Data excerpts
::::::

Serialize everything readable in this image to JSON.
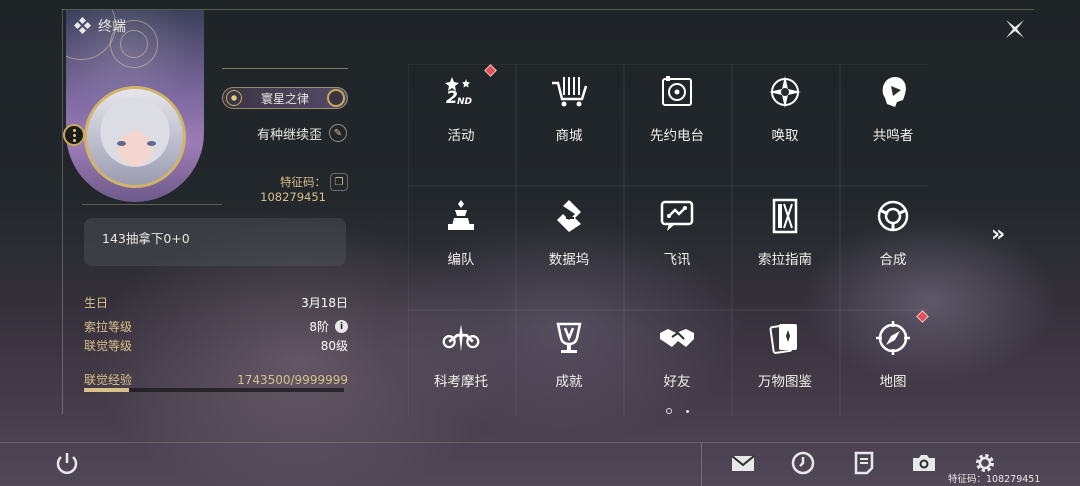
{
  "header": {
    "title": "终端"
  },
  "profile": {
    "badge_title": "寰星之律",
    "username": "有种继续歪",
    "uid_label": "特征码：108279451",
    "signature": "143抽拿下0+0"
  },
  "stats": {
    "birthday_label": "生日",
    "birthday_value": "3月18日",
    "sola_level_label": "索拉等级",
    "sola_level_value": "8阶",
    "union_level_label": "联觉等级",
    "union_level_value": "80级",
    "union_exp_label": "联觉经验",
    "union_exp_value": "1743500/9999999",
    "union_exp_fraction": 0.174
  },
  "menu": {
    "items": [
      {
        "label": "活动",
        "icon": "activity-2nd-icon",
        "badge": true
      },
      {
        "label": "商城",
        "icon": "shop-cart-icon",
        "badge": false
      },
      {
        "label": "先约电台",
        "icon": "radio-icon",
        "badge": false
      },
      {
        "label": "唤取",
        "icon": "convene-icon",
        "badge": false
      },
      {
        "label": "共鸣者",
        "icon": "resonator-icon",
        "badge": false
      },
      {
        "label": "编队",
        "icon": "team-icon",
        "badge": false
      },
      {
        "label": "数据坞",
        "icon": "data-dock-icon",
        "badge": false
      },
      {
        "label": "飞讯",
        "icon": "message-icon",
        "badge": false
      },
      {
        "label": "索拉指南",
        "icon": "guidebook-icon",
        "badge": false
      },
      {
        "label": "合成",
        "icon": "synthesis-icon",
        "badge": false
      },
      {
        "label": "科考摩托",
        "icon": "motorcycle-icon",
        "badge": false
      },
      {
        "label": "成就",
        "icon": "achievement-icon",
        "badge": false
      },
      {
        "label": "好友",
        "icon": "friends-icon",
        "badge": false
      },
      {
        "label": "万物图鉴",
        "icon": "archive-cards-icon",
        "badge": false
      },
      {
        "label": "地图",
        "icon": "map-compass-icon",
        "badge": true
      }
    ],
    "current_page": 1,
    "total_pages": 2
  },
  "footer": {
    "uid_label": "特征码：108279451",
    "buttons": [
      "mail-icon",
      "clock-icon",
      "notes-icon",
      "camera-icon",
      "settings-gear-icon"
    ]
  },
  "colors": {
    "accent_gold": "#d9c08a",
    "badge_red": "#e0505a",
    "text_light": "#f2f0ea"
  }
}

::::::

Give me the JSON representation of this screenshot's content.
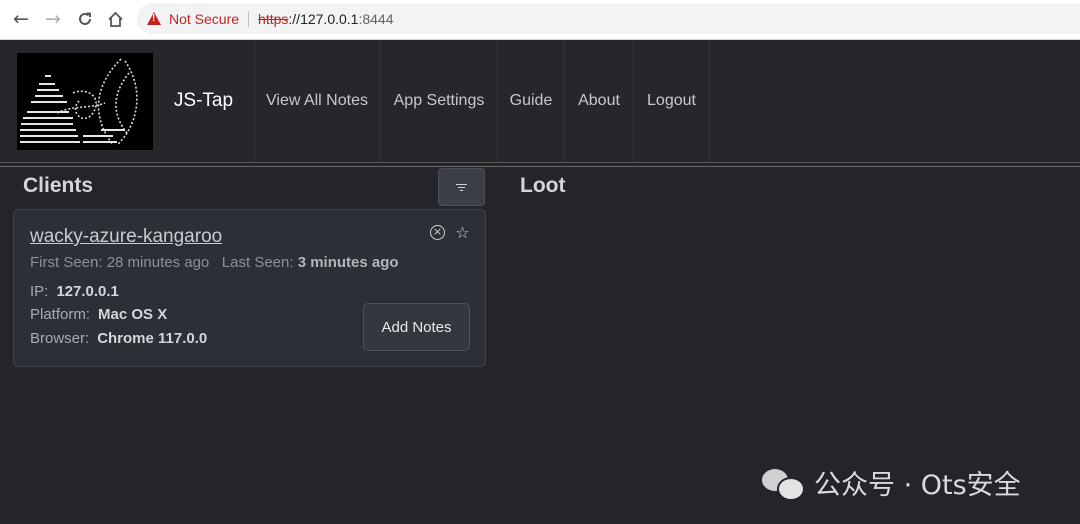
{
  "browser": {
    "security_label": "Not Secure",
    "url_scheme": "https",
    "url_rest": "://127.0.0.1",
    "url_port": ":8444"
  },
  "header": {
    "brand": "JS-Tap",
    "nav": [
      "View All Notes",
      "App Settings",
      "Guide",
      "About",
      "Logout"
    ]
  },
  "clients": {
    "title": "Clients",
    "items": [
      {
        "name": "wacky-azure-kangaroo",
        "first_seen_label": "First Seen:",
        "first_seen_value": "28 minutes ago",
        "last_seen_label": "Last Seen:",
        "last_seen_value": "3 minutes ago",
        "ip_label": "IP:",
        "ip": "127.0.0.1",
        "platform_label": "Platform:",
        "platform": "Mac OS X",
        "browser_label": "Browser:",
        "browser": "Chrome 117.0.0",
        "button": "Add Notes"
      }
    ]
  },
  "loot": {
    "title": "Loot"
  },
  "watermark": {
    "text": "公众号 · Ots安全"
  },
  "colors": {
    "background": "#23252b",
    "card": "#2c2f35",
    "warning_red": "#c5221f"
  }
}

::::::

Task to carry out: From the entries above, pull out each line that includes "minutes".

Exercise answer:
        "first_seen_value": "28 minutes ago",
        "last_seen_value": "3 minutes ago",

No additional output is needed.